**EXTRACTED INFORMATION**
========

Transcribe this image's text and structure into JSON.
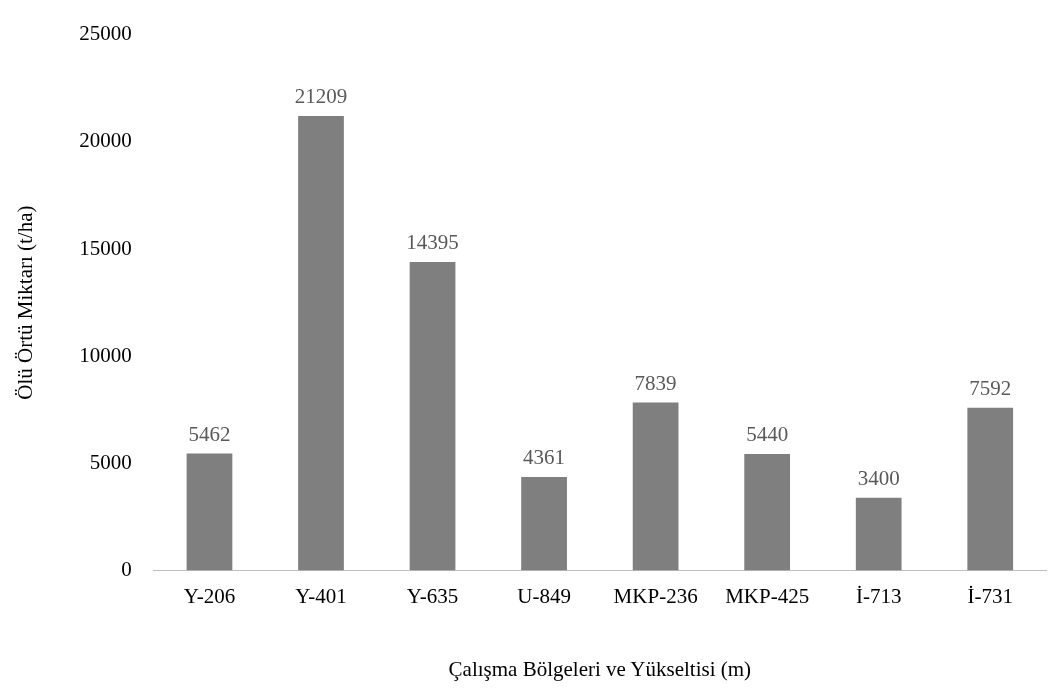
{
  "chart_data": {
    "type": "bar",
    "xlabel": "Çalışma Bölgeleri ve Yükseltisi (m)",
    "ylabel": "Ölü Örtü Miktarı (t/ha)",
    "categories": [
      "Y-206",
      "Y-401",
      "Y-635",
      "U-849",
      "MKP-236",
      "MKP-425",
      "İ-713",
      "İ-731"
    ],
    "values": [
      5462,
      21209,
      14395,
      4361,
      7839,
      5440,
      3400,
      7592
    ],
    "color": "#7f7f7f",
    "ylim": [
      0,
      25000
    ],
    "yticks": [
      0,
      5000,
      10000,
      15000,
      20000,
      25000
    ],
    "grid": false,
    "legend": false,
    "data_labels": true
  }
}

========

**WHAT THE TASK ASKS**
Transcribe every entry word for word, but omit the pictures.

**THE ANSWER**
Transcribe this image's text and structure into JSON.
{
  "chart_data": {
    "type": "bar",
    "xlabel": "Çalışma Bölgeleri ve Yükseltisi (m)",
    "ylabel": "Ölü Örtü Miktarı (t/ha)",
    "categories": [
      "Y-206",
      "Y-401",
      "Y-635",
      "U-849",
      "MKP-236",
      "MKP-425",
      "İ-713",
      "İ-731"
    ],
    "values": [
      5462,
      21209,
      14395,
      4361,
      7839,
      5440,
      3400,
      7592
    ],
    "color": "#7f7f7f",
    "ylim": [
      0,
      25000
    ],
    "yticks": [
      0,
      5000,
      10000,
      15000,
      20000,
      25000
    ],
    "grid": false,
    "legend": false,
    "data_labels": true
  }
}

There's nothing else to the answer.